## YOUR GOAL
Reproduce the following material line for line, without any change, and omit the pictures from your answer.

## DATA EXTRACT
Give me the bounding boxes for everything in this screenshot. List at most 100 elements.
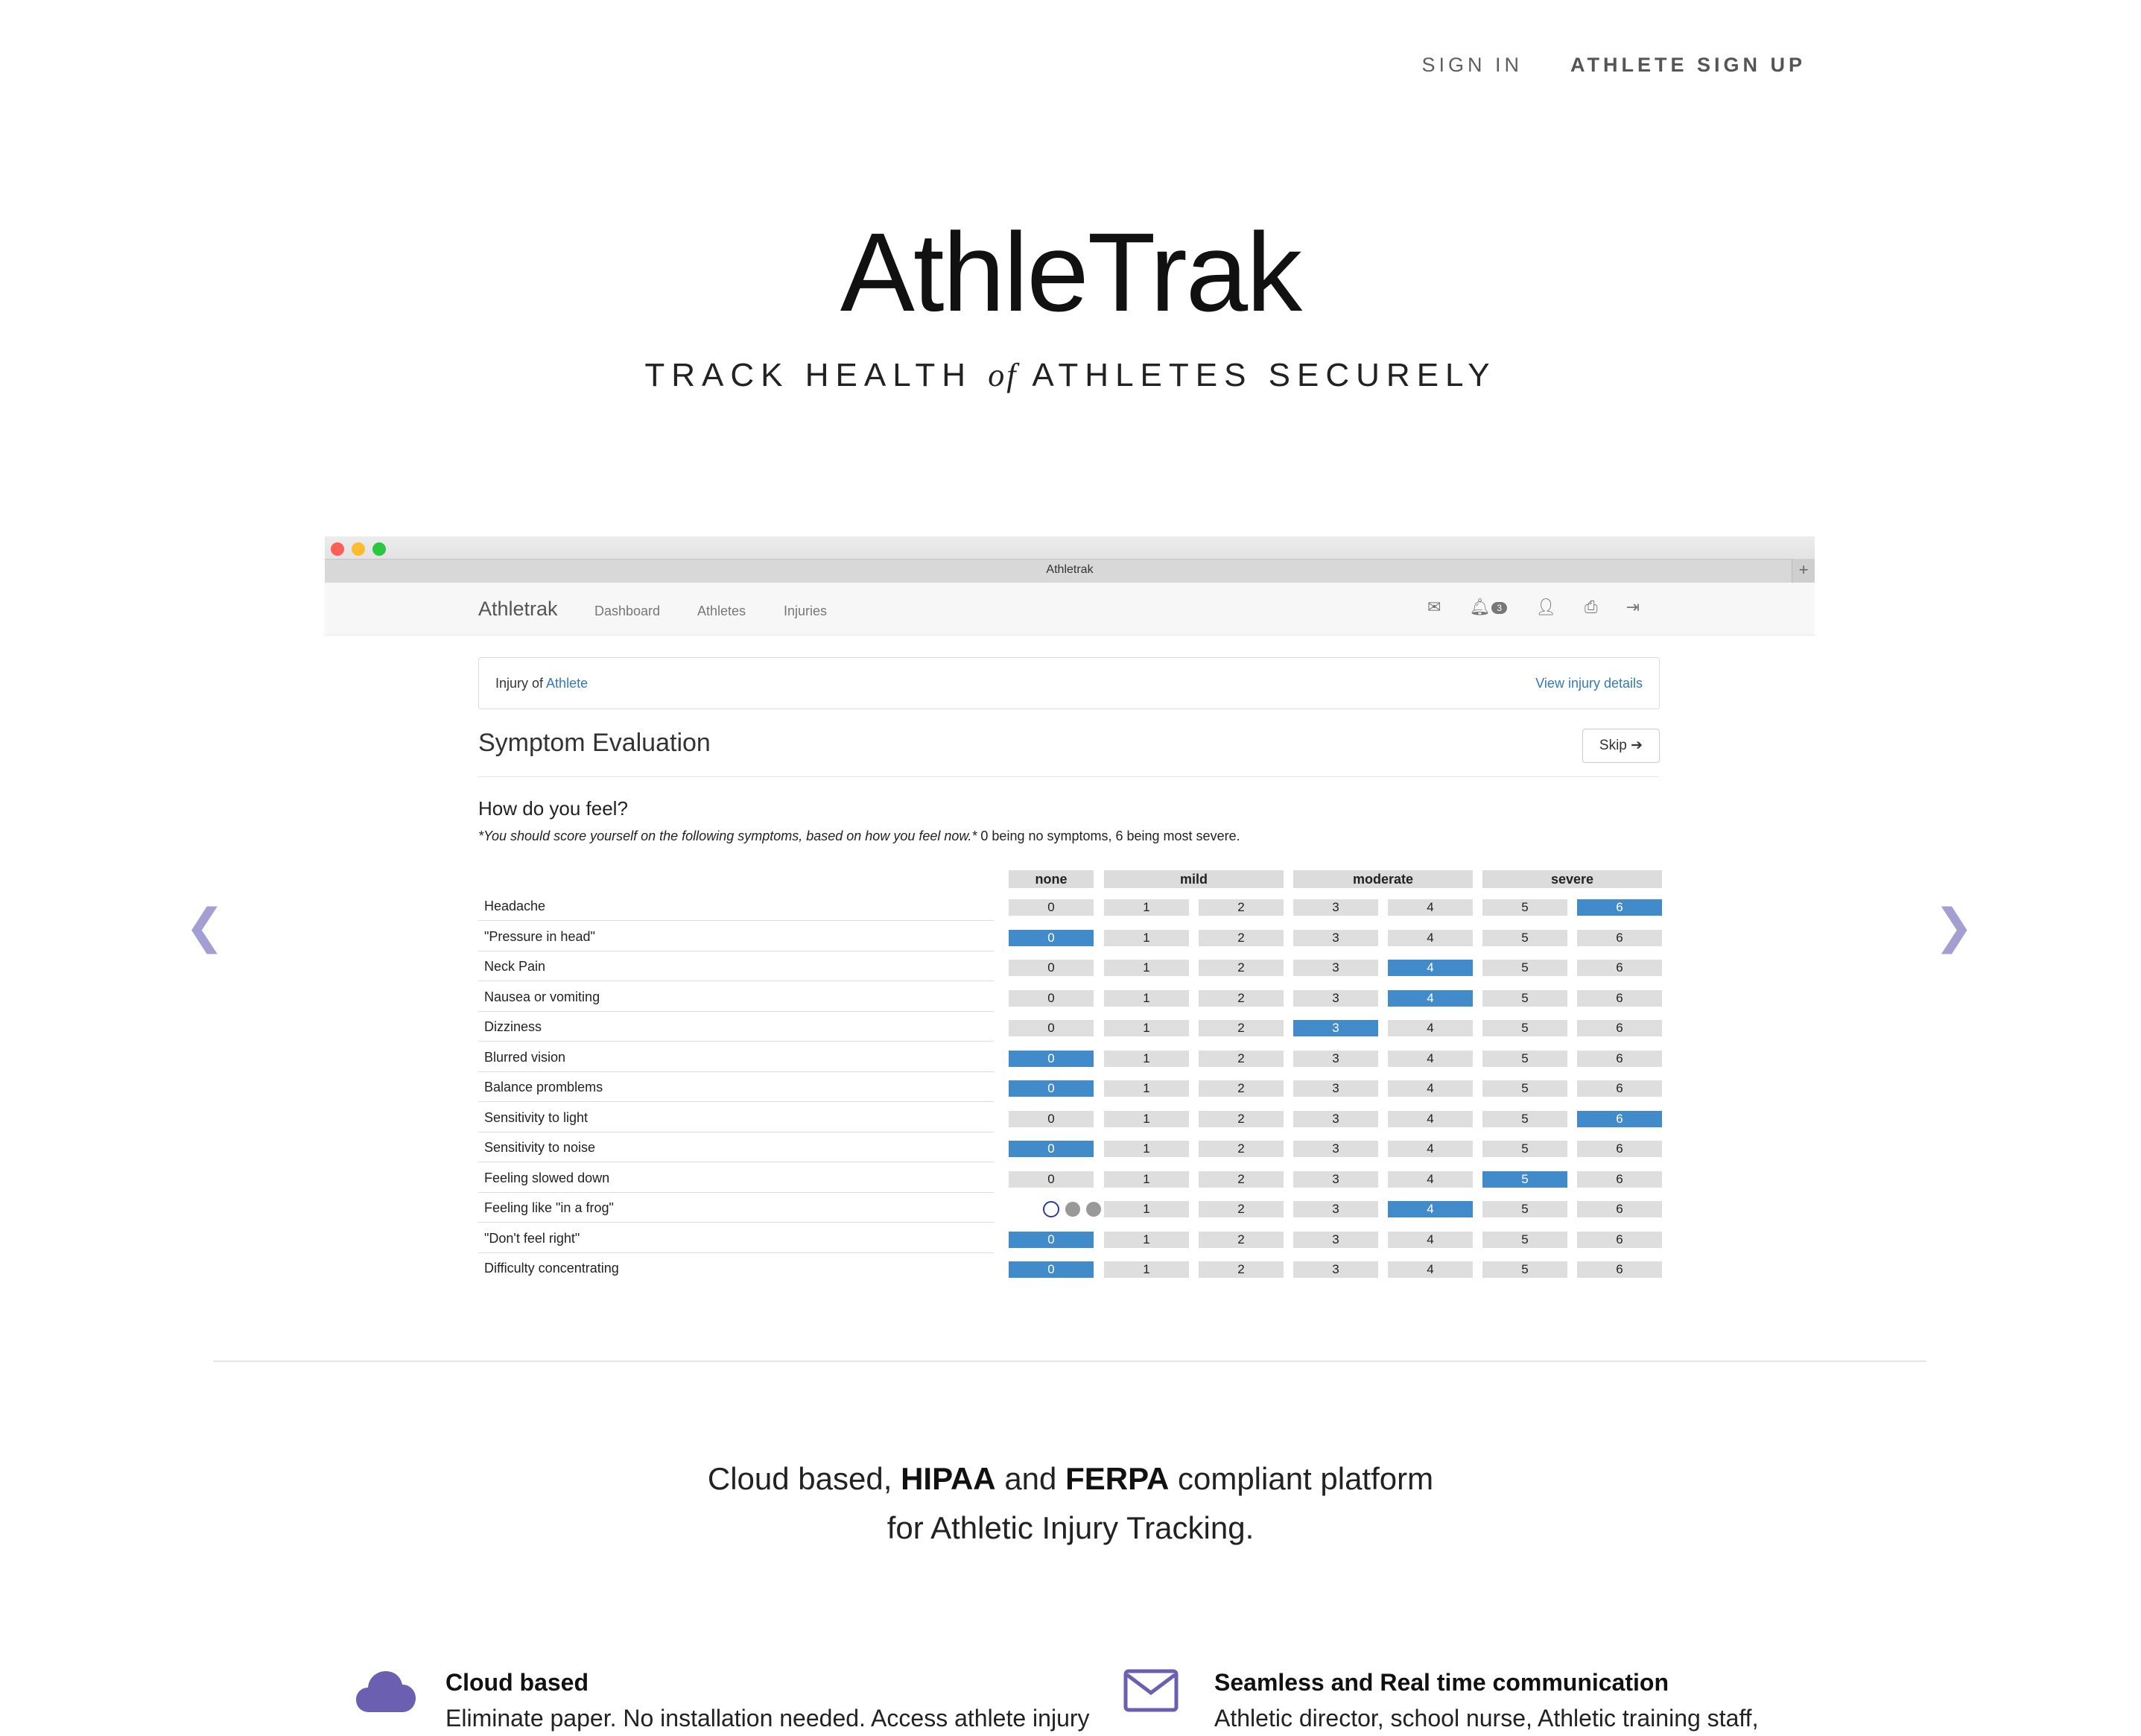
row-divider	[478, 1041, 994, 1042]
sign-in-link[interactable]: SIGN IN	[1421, 54, 1523, 77]
score-option-6: 6	[1577, 1261, 1662, 1278]
injury-of-prefix: Injury of	[495, 676, 544, 691]
symptom-label: Balance promblems	[484, 1080, 603, 1094]
pitch-post: compliant platform	[1177, 1461, 1434, 1496]
section-divider	[213, 1360, 1926, 1362]
score-option-6: 6	[1577, 899, 1662, 916]
hero-subtitle: TRACK HEALTH of ATHLETES SECURELY	[0, 356, 2141, 394]
score-option-5: 5	[1482, 1261, 1567, 1278]
spinner-dot	[1043, 1201, 1059, 1217]
cloud-icon	[356, 1671, 416, 1712]
symptom-label: Neck Pain	[484, 959, 546, 974]
score-option-3: 3	[1293, 1201, 1378, 1217]
score-option-3: 3	[1293, 960, 1378, 976]
score-option-5: 5	[1482, 1080, 1567, 1097]
score-option-6: 6	[1577, 1141, 1662, 1157]
score-option-2: 2	[1199, 930, 1284, 946]
score-option-4: 4	[1388, 899, 1473, 916]
score-option-0: 0	[1009, 1051, 1094, 1067]
score-option-2: 2	[1199, 1080, 1284, 1097]
injury-panel: Injury of Athlete View injury details	[478, 657, 1660, 709]
score-option-6: 6	[1577, 1232, 1662, 1248]
symptom-label: Dizziness	[484, 1019, 542, 1034]
score-option-2: 2	[1199, 960, 1284, 976]
score-option-2: 2	[1199, 1141, 1284, 1157]
symptom-label: Blurred vision	[484, 1050, 566, 1065]
sign-out-icon: ⇥	[1625, 598, 1640, 616]
score-option-6: 6	[1577, 1111, 1662, 1127]
user-icon: 👤︎	[1535, 598, 1556, 616]
score-option-3: 3	[1293, 1111, 1378, 1127]
feature-communication-title: Seamless and Real time communication	[1214, 1669, 1669, 1696]
score-option-0: 0	[1009, 1080, 1094, 1097]
score-option-4: 4	[1388, 1020, 1473, 1036]
score-option-1: 1	[1104, 1111, 1189, 1127]
symptom-label: Feeling slowed down	[484, 1170, 610, 1185]
score-option-5: 5	[1482, 1171, 1567, 1188]
chevron-right-icon[interactable]: ❯	[1934, 903, 1974, 951]
score-option-2: 2	[1199, 1171, 1284, 1188]
score-option-1: 1	[1104, 960, 1189, 976]
symptom-label: "Don't feel right"	[484, 1231, 580, 1246]
loading-spinner	[1043, 1201, 1101, 1217]
group-header-mild: mild	[1104, 870, 1284, 888]
score-option-1: 1	[1104, 1080, 1189, 1097]
score-option-0: 0	[1009, 1141, 1094, 1157]
hero-subtitle-of: of	[988, 357, 1018, 393]
score-option-1: 1	[1104, 1020, 1189, 1036]
window-titlebar: Athletrak +	[325, 536, 1815, 583]
envelope-icon: ✉	[1427, 598, 1441, 616]
score-option-2: 2	[1199, 1111, 1284, 1127]
score-option-1: 1	[1104, 930, 1189, 946]
score-option-5: 5	[1482, 1141, 1567, 1157]
row-divider	[478, 1192, 994, 1193]
score-option-3: 3	[1293, 1020, 1378, 1036]
score-option-1: 1	[1104, 1232, 1189, 1248]
nav-injuries: Injuries	[784, 604, 828, 618]
score-option-6: 6	[1577, 1051, 1662, 1067]
score-option-2: 2	[1199, 1201, 1284, 1217]
score-option-3: 3	[1293, 1051, 1378, 1067]
minimize-window-dot	[352, 542, 365, 556]
row-divider	[478, 1011, 994, 1012]
score-option-3: 3	[1293, 1232, 1378, 1248]
score-option-6: 6	[1577, 1020, 1662, 1036]
athlete-sign-up-link[interactable]: ATHLETE SIGN UP	[1570, 54, 1806, 77]
score-option-5: 5	[1482, 930, 1567, 946]
divider	[478, 776, 1658, 777]
score-option-3: 3	[1293, 1141, 1378, 1157]
nav-dashboard: Dashboard	[594, 604, 661, 618]
row-divider	[478, 1101, 994, 1102]
score-option-0: 0	[1009, 1171, 1094, 1188]
feature-cloud-text: Eliminate paper. No installation needed.…	[445, 1705, 1090, 1732]
score-option-0: 0	[1009, 1020, 1094, 1036]
group-header-severe: severe	[1482, 870, 1662, 888]
score-option-4: 4	[1388, 1261, 1473, 1278]
instructions-italic: *You should score yourself on the follow…	[478, 829, 977, 843]
score-option-2: 2	[1199, 1051, 1284, 1067]
close-window-dot	[331, 542, 344, 556]
symptom-label: Difficulty concentrating	[484, 1261, 619, 1276]
screenshot-window: Athletrak + Athletrak Dashboard Athletes…	[325, 536, 1815, 1278]
feature-cloud-title: Cloud based	[445, 1669, 589, 1696]
score-option-3: 3	[1293, 1261, 1378, 1278]
score-option-6: 6	[1577, 930, 1662, 946]
score-option-5: 5	[1482, 960, 1567, 976]
app-nav-icons: ✉ 🔔︎ 3 👤︎ ⎙ ⇥	[1427, 598, 1640, 617]
nav-athletes: Athletes	[697, 604, 746, 618]
score-option-3: 3	[1293, 990, 1378, 1007]
instructions-plain: 0 being no symptoms, 6 being most severe…	[977, 829, 1240, 843]
symptom-label: Feeling like "in a frog"	[484, 1200, 614, 1215]
score-option-1: 1	[1104, 1201, 1189, 1217]
score-option-4: 4	[1388, 1171, 1473, 1188]
score-option-3: 3	[1293, 1171, 1378, 1188]
view-injury-details-link: View injury details	[1535, 676, 1643, 691]
score-option-0: 0	[1009, 930, 1094, 946]
group-header-moderate: moderate	[1293, 870, 1473, 888]
notification-badge: 3	[1491, 602, 1508, 615]
envelope-icon	[1123, 1669, 1179, 1712]
score-option-1: 1	[1104, 1261, 1189, 1278]
score-option-2: 2	[1199, 1261, 1284, 1278]
skip-button: Skip ➔	[1582, 729, 1660, 763]
chevron-left-icon[interactable]: ❮	[185, 903, 225, 951]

## WRITTEN SOLUTION
Give me the bounding boxes for everything in this screenshot. List at most 100 elements.
row-divider	[478, 1041, 994, 1042]
sign-in-link[interactable]: SIGN IN	[1421, 54, 1523, 77]
score-option-6: 6	[1577, 1261, 1662, 1278]
injury-of-prefix: Injury of	[495, 676, 544, 691]
symptom-label: Balance promblems	[484, 1080, 603, 1094]
pitch-post: compliant platform	[1177, 1461, 1434, 1496]
section-divider	[213, 1360, 1926, 1362]
score-option-6: 6	[1577, 899, 1662, 916]
hero-subtitle: TRACK HEALTH of ATHLETES SECURELY	[0, 356, 2141, 394]
score-option-5: 5	[1482, 1261, 1567, 1278]
spinner-dot	[1043, 1201, 1059, 1217]
cloud-icon	[356, 1671, 416, 1712]
symptom-label: Neck Pain	[484, 959, 546, 974]
score-option-3: 3	[1293, 1201, 1378, 1217]
score-option-3: 3	[1293, 960, 1378, 976]
score-option-5: 5	[1482, 1080, 1567, 1097]
score-option-6: 6	[1577, 1141, 1662, 1157]
score-option-2: 2	[1199, 930, 1284, 946]
score-option-4: 4	[1388, 899, 1473, 916]
score-option-0: 0	[1009, 1051, 1094, 1067]
score-option-2: 2	[1199, 1080, 1284, 1097]
injury-panel: Injury of Athlete View injury details	[478, 657, 1660, 709]
score-option-6: 6	[1577, 1232, 1662, 1248]
symptom-label: Dizziness	[484, 1019, 542, 1034]
score-option-2: 2	[1199, 960, 1284, 976]
score-option-2: 2	[1199, 1141, 1284, 1157]
symptom-label: Blurred vision	[484, 1050, 566, 1065]
sign-out-icon: ⇥	[1625, 598, 1640, 616]
score-option-6: 6	[1577, 1111, 1662, 1127]
user-icon: 👤︎	[1535, 598, 1556, 616]
score-option-3: 3	[1293, 1111, 1378, 1127]
feature-communication-title: Seamless and Real time communication	[1214, 1669, 1669, 1696]
score-option-0: 0	[1009, 1080, 1094, 1097]
score-option-4: 4	[1388, 1020, 1473, 1036]
score-option-1: 1	[1104, 1111, 1189, 1127]
symptom-label: Feeling slowed down	[484, 1170, 610, 1185]
score-option-5: 5	[1482, 1171, 1567, 1188]
chevron-right-icon[interactable]: ❯	[1934, 903, 1974, 951]
score-option-2: 2	[1199, 1171, 1284, 1188]
score-option-1: 1	[1104, 960, 1189, 976]
symptom-label: "Don't feel right"	[484, 1231, 580, 1246]
loading-spinner	[1043, 1201, 1101, 1217]
group-header-mild: mild	[1104, 870, 1284, 888]
score-option-1: 1	[1104, 1080, 1189, 1097]
score-option-0: 0	[1009, 1141, 1094, 1157]
hero-subtitle-of: of	[988, 357, 1018, 393]
score-option-1: 1	[1104, 1020, 1189, 1036]
window-titlebar: Athletrak +	[325, 536, 1815, 583]
envelope-icon: ✉	[1427, 598, 1441, 616]
score-option-2: 2	[1199, 1111, 1284, 1127]
score-option-1: 1	[1104, 930, 1189, 946]
score-option-5: 5	[1482, 1141, 1567, 1157]
row-divider	[478, 1192, 994, 1193]
score-option-3: 3	[1293, 1020, 1378, 1036]
score-option-1: 1	[1104, 1232, 1189, 1248]
nav-injuries: Injuries	[784, 604, 828, 618]
score-option-6: 6	[1577, 1051, 1662, 1067]
score-option-2: 2	[1199, 1201, 1284, 1217]
score-option-3: 3	[1293, 1051, 1378, 1067]
minimize-window-dot	[352, 542, 365, 556]
row-divider	[478, 1011, 994, 1012]
score-option-3: 3	[1293, 1232, 1378, 1248]
score-option-6: 6	[1577, 1020, 1662, 1036]
athlete-sign-up-link[interactable]: ATHLETE SIGN UP	[1570, 54, 1806, 77]
score-option-5: 5	[1482, 930, 1567, 946]
divider	[478, 776, 1658, 777]
score-option-3: 3	[1293, 1141, 1378, 1157]
nav-dashboard: Dashboard	[594, 604, 661, 618]
row-divider	[478, 1101, 994, 1102]
score-option-0: 0	[1009, 1171, 1094, 1188]
feature-cloud-text: Eliminate paper. No installation needed.…	[445, 1705, 1090, 1732]
score-option-0: 0	[1009, 1020, 1094, 1036]
group-header-severe: severe	[1482, 870, 1662, 888]
score-option-4: 4	[1388, 1261, 1473, 1278]
instructions-italic: *You should score yourself on the follow…	[478, 829, 977, 843]
score-option-2: 2	[1199, 1051, 1284, 1067]
close-window-dot	[331, 542, 344, 556]
symptom-label: Difficulty concentrating	[484, 1261, 619, 1276]
screenshot-window: Athletrak + Athletrak Dashboard Athletes…	[325, 536, 1815, 1278]
feature-cloud-title: Cloud based	[445, 1669, 589, 1696]
score-option-3: 3	[1293, 1261, 1378, 1278]
score-option-6: 6	[1577, 930, 1662, 946]
score-option-5: 5	[1482, 960, 1567, 976]
app-nav-icons: ✉ 🔔︎ 3 👤︎ ⎙ ⇥	[1427, 598, 1640, 617]
nav-athletes: Athletes	[697, 604, 746, 618]
score-option-3: 3	[1293, 990, 1378, 1007]
instructions-plain: 0 being no symptoms, 6 being most severe…	[977, 829, 1240, 843]
symptom-label: Feeling like "in a frog"	[484, 1200, 614, 1215]
score-option-1: 1	[1104, 1201, 1189, 1217]
score-option-4: 4	[1388, 1171, 1473, 1188]
score-option-3: 3	[1293, 1171, 1378, 1188]
view-injury-details-link: View injury details	[1535, 676, 1643, 691]
score-option-0: 0	[1009, 930, 1094, 946]
group-header-moderate: moderate	[1293, 870, 1473, 888]
notification-badge: 3	[1491, 602, 1508, 615]
envelope-icon	[1123, 1669, 1179, 1712]
score-option-1: 1	[1104, 1261, 1189, 1278]
score-option-2: 2	[1199, 1261, 1284, 1278]
skip-button: Skip ➔	[1582, 729, 1660, 763]
chevron-left-icon[interactable]: ❮	[185, 903, 225, 951]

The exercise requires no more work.